### What is asked
Return the full material exactly.

### Input for this task
--*--

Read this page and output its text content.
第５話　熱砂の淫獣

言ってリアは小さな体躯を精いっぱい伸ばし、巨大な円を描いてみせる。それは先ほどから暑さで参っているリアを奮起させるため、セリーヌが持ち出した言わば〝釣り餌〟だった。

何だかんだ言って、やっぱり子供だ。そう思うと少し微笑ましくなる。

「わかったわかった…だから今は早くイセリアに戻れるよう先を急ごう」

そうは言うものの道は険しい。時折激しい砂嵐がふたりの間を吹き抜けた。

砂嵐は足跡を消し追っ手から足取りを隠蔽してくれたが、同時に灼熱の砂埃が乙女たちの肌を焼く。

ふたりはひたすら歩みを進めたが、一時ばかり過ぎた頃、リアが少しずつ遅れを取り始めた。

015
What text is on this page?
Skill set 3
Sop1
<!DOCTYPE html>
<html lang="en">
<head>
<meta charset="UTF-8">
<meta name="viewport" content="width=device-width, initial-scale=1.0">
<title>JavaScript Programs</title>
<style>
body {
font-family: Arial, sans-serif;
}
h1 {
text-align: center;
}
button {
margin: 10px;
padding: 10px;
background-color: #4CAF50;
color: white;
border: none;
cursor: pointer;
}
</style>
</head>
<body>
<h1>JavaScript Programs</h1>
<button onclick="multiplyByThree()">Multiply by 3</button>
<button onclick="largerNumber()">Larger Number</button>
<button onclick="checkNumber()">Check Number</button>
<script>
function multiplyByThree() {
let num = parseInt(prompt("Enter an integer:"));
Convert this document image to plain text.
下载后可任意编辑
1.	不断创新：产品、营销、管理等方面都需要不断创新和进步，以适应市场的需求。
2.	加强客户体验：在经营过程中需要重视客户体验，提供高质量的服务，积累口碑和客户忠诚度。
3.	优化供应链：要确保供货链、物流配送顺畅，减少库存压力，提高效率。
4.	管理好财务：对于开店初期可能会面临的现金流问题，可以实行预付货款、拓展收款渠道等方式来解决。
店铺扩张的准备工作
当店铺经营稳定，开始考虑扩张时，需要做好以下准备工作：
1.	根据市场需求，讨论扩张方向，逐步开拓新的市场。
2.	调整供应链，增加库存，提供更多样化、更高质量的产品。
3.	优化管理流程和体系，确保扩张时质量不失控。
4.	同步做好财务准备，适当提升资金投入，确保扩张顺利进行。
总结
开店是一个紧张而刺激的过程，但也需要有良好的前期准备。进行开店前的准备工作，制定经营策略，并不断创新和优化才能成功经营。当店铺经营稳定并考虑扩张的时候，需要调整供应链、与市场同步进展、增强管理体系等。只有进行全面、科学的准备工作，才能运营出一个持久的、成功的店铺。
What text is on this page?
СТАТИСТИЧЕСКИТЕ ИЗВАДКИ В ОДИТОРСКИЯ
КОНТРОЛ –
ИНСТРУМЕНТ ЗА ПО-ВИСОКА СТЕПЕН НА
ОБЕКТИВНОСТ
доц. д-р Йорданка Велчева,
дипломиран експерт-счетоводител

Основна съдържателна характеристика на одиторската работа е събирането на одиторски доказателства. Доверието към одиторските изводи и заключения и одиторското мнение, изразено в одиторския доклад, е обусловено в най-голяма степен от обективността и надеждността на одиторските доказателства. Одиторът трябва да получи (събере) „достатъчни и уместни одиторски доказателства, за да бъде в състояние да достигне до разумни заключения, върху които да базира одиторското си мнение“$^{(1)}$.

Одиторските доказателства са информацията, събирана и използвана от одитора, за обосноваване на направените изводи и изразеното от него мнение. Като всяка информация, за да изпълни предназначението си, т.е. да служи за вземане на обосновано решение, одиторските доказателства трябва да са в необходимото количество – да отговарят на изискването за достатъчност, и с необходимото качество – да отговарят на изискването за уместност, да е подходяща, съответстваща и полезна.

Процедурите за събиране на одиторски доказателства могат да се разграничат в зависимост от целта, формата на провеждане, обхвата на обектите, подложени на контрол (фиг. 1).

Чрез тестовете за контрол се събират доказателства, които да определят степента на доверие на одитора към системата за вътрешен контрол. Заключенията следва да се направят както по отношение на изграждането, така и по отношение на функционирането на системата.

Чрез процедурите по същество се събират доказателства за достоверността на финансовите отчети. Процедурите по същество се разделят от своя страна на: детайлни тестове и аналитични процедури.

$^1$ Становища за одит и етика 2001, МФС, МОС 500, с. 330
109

--*--

### Solution for this task
Read this page and output its text content.
第５話　熱砂の淫獣

言ってリアは小さな体躯を精いっぱい伸ばし、巨大な円を描いてみせる。それは先ほどから暑さで参っているリアを奮起させるため、セリーヌが持ち出した言わば〝釣り餌〟だった。

何だかんだ言って、やっぱり子供だ。そう思うと少し微笑ましくなる。

「わかったわかった…だから今は早くイセリアに戻れるよう先を急ごう」

そうは言うものの道は険しい。時折激しい砂嵐がふたりの間を吹き抜けた。

砂嵐は足跡を消し追っ手から足取りを隠蔽してくれたが、同時に灼熱の砂埃が乙女たちの肌を焼く。

ふたりはひたすら歩みを進めたが、一時ばかり過ぎた頃、リアが少しずつ遅れを取り始めた。

015
What text is on this page?
Skill set 3
Sop1
<!DOCTYPE html>
<html lang="en">
<head>
<meta charset="UTF-8">
<meta name="viewport" content="width=device-width, initial-scale=1.0">
<title>JavaScript Programs</title>
<style>
body {
font-family: Arial, sans-serif;
}
h1 {
text-align: center;
}
button {
margin: 10px;
padding: 10px;
background-color: #4CAF50;
color: white;
border: none;
cursor: pointer;
}
</style>
</head>
<body>
<h1>JavaScript Programs</h1>
<button onclick="multiplyByThree()">Multiply by 3</button>
<button onclick="largerNumber()">Larger Number</button>
<button onclick="checkNumber()">Check Number</button>
<script>
function multiplyByThree() {
let num = parseInt(prompt("Enter an integer:"));
Convert this document image to plain text.
下载后可任意编辑
1.	不断创新：产品、营销、管理等方面都需要不断创新和进步，以适应市场的需求。
2.	加强客户体验：在经营过程中需要重视客户体验，提供高质量的服务，积累口碑和客户忠诚度。
3.	优化供应链：要确保供货链、物流配送顺畅，减少库存压力，提高效率。
4.	管理好财务：对于开店初期可能会面临的现金流问题，可以实行预付货款、拓展收款渠道等方式来解决。
店铺扩张的准备工作
当店铺经营稳定，开始考虑扩张时，需要做好以下准备工作：
1.	根据市场需求，讨论扩张方向，逐步开拓新的市场。
2.	调整供应链，增加库存，提供更多样化、更高质量的产品。
3.	优化管理流程和体系，确保扩张时质量不失控。
4.	同步做好财务准备，适当提升资金投入，确保扩张顺利进行。
总结
开店是一个紧张而刺激的过程，但也需要有良好的前期准备。进行开店前的准备工作，制定经营策略，并不断创新和优化才能成功经营。当店铺经营稳定并考虑扩张的时候，需要调整供应链、与市场同步进展、增强管理体系等。只有进行全面、科学的准备工作，才能运营出一个持久的、成功的店铺。
What text is on this page?
СТАТИСТИЧЕСКИТЕ ИЗВАДКИ В ОДИТОРСКИЯ
КОНТРОЛ –
ИНСТРУМЕНТ ЗА ПО-ВИСОКА СТЕПЕН НА
ОБЕКТИВНОСТ
доц. д-р Йорданка Велчева,
дипломиран експерт-счетоводител

Основна съдържателна характеристика на одиторската работа е събирането на одиторски доказателства. Доверието към одиторските изводи и заключения и одиторското мнение, изразено в одиторския доклад, е обусловено в най-голяма степен от обективността и надеждността на одиторските доказателства. Одиторът трябва да получи (събере) „достатъчни и уместни одиторски доказателства, за да бъде в състояние да достигне до разумни заключения, върху които да базира одиторското си мнение“$^{(1)}$.

Одиторските доказателства са информацията, събирана и използвана от одитора, за обосноваване на направените изводи и изразеното от него мнение. Като всяка информация, за да изпълни предназначението си, т.е. да служи за вземане на обосновано решение, одиторските доказателства трябва да са в необходимото количество – да отговарят на изискването за достатъчност, и с необходимото качество – да отговарят на изискването за уместност, да е подходяща, съответстваща и полезна.

Процедурите за събиране на одиторски доказателства могат да се разграничат в зависимост от целта, формата на провеждане, обхвата на обектите, подложени на контрол (фиг. 1).

Чрез тестовете за контрол се събират доказателства, които да определят степента на доверие на одитора към системата за вътрешен контрол. Заключенията следва да се направят както по отношение на изграждането, така и по отношение на функционирането на системата.

Чрез процедурите по същество се събират доказателства за достоверността на финансовите отчети. Процедурите по същество се разделят от своя страна на: детайлни тестове и аналитични процедури.

$^1$ Становища за одит и етика 2001, МФС, МОС 500, с. 330
109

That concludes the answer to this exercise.